## [Task to complete]
Within the records below, find each line that holds the string "attitude", then copy it.

## [Material for this task]
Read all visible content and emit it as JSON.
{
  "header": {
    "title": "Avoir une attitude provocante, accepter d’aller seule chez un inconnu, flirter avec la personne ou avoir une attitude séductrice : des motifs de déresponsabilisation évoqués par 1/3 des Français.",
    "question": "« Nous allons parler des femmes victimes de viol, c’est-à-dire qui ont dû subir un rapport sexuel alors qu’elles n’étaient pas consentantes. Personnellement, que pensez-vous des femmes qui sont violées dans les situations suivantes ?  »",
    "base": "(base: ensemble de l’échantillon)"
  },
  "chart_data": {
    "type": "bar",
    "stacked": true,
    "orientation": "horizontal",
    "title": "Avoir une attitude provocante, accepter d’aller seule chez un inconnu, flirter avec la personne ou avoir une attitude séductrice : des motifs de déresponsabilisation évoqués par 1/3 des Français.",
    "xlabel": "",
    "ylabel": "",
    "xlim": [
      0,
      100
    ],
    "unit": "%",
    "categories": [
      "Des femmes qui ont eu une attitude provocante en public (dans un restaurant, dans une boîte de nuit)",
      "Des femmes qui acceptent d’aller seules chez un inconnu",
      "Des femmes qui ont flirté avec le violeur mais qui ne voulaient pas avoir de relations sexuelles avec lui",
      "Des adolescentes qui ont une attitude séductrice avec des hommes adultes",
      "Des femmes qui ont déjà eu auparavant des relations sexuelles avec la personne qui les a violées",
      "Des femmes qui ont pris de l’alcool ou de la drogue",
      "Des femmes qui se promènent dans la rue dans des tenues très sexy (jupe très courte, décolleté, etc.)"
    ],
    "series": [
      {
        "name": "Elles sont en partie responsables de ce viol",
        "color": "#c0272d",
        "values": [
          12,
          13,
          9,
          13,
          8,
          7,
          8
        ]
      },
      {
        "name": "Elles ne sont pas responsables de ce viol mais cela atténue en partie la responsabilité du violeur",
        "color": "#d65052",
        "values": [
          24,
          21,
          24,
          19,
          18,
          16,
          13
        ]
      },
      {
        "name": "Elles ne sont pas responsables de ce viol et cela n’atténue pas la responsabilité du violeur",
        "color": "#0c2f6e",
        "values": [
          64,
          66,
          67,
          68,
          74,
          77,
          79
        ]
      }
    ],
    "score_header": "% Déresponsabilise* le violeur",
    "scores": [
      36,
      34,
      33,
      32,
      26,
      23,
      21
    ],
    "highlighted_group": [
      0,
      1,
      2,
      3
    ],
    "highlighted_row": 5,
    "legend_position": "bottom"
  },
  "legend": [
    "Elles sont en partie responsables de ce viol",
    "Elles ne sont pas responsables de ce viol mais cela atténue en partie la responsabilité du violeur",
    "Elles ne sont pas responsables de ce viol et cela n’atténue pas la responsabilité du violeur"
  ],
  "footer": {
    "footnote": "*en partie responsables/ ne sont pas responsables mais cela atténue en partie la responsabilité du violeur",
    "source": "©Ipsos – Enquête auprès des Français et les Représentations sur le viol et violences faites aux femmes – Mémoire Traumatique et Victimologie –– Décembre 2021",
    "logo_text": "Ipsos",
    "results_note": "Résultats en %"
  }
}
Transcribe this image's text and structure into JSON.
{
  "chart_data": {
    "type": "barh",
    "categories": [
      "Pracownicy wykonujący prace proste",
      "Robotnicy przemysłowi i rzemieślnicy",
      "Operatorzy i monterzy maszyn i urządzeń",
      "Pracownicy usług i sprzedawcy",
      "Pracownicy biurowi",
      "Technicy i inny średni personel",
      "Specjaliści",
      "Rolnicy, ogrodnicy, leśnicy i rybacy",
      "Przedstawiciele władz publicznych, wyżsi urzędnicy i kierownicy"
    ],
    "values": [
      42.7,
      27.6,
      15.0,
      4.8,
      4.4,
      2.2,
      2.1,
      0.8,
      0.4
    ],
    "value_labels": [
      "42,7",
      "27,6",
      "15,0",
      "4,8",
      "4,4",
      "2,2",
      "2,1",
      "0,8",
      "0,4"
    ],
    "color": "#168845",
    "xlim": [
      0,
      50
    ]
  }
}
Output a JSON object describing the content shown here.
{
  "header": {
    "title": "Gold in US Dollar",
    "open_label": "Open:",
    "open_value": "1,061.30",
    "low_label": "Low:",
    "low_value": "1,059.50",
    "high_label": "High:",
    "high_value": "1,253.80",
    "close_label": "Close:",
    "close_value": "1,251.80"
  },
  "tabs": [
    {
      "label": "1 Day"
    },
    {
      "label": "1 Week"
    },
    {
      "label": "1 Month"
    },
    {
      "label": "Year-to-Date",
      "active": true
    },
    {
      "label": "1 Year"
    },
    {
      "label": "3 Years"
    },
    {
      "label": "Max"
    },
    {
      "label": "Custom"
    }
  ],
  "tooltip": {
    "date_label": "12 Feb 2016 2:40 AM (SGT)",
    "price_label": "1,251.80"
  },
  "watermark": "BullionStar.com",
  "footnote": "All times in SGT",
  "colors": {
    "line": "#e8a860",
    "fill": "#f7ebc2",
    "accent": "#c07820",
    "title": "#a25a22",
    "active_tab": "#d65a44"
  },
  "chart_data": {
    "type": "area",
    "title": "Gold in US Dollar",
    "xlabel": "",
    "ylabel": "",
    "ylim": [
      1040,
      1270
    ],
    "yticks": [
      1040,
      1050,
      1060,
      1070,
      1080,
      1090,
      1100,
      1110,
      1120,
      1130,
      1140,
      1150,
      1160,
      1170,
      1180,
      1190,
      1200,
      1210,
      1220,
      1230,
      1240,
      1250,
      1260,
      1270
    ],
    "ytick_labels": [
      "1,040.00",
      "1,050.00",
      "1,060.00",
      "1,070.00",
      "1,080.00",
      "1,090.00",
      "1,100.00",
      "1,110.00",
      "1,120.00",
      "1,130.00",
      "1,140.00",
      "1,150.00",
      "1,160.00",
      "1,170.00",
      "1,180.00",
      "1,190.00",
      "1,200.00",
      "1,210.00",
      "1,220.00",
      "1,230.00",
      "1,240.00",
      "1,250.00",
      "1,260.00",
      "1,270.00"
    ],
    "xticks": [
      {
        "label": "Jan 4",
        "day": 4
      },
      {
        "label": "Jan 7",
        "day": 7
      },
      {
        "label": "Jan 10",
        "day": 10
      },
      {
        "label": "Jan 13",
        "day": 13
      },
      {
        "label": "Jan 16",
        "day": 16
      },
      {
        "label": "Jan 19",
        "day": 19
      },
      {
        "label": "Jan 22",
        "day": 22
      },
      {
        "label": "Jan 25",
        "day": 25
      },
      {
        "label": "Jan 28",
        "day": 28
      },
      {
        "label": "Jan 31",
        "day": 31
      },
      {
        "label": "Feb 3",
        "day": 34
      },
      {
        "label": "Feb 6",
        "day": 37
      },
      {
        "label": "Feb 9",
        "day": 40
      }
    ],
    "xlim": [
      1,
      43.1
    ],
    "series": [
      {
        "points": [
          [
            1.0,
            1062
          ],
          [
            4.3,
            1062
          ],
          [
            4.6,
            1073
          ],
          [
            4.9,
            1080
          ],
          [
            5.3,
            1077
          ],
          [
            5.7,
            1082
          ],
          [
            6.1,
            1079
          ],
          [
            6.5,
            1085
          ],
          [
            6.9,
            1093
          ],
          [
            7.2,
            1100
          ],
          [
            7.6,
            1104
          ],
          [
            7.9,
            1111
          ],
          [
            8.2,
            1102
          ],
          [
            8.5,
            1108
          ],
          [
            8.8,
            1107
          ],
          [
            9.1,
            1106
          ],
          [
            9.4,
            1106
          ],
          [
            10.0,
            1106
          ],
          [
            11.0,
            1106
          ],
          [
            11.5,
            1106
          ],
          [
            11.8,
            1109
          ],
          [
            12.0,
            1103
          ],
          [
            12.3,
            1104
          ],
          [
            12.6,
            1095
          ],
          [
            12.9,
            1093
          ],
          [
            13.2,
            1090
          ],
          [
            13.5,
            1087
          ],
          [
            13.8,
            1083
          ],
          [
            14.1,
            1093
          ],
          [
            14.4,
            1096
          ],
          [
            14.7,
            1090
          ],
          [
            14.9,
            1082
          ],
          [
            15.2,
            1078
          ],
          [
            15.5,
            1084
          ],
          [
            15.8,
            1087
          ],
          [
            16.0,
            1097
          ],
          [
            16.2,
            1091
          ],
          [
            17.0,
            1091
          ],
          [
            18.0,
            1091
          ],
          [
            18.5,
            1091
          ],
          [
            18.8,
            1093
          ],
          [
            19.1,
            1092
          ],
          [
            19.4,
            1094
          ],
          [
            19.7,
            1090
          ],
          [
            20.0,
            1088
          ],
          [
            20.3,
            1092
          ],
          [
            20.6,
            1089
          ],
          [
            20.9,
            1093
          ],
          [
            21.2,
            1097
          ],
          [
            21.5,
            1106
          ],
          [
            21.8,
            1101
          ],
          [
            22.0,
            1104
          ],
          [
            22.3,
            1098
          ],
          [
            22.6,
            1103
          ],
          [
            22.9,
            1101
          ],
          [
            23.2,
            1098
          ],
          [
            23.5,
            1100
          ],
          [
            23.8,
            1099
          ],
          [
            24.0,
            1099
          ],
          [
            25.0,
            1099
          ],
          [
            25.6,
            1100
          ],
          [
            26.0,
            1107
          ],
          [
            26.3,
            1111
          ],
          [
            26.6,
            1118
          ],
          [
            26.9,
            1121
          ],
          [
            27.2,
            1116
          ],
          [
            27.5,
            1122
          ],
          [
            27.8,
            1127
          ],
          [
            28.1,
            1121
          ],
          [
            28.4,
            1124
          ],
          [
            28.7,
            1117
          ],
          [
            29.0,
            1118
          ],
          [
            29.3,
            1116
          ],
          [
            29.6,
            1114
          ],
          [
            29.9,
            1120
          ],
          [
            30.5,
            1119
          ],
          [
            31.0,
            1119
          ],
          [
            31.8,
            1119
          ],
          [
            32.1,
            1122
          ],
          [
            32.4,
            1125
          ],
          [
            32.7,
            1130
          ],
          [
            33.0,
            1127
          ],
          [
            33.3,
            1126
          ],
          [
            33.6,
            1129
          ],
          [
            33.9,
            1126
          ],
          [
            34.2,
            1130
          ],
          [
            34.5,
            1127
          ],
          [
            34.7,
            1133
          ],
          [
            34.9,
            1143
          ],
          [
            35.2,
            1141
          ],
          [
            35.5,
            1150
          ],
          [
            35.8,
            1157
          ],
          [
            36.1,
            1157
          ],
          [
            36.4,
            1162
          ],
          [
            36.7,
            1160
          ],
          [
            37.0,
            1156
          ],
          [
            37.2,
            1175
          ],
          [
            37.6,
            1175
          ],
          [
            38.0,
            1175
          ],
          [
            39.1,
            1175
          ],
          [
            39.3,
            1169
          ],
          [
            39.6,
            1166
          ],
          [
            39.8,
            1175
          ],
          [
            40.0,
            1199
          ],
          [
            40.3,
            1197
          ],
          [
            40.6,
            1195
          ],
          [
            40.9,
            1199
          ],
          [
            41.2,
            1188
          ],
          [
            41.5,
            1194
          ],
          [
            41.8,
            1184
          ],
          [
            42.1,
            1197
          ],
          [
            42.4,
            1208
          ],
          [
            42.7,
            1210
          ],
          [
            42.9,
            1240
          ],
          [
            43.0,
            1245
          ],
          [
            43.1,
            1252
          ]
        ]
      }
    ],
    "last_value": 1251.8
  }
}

## [The result]
    "title": "Avoir une attitude provocante, accepter d’aller seule chez un inconnu, flirter avec la personne ou avoir une attitude séductrice : des motifs de déresponsabilisation évoqués par 1/3 des Français.",
    "title": "Avoir une attitude provocante, accepter d’aller seule chez un inconnu, flirter avec la personne ou avoir une attitude séductrice : des motifs de déresponsabilisation évoqués par 1/3 des Français.",
      "Des femmes qui ont eu une attitude provocante en public (dans un restaurant, dans une boîte de nuit)",
      "Des adolescentes qui ont une attitude séductrice avec des hommes adultes",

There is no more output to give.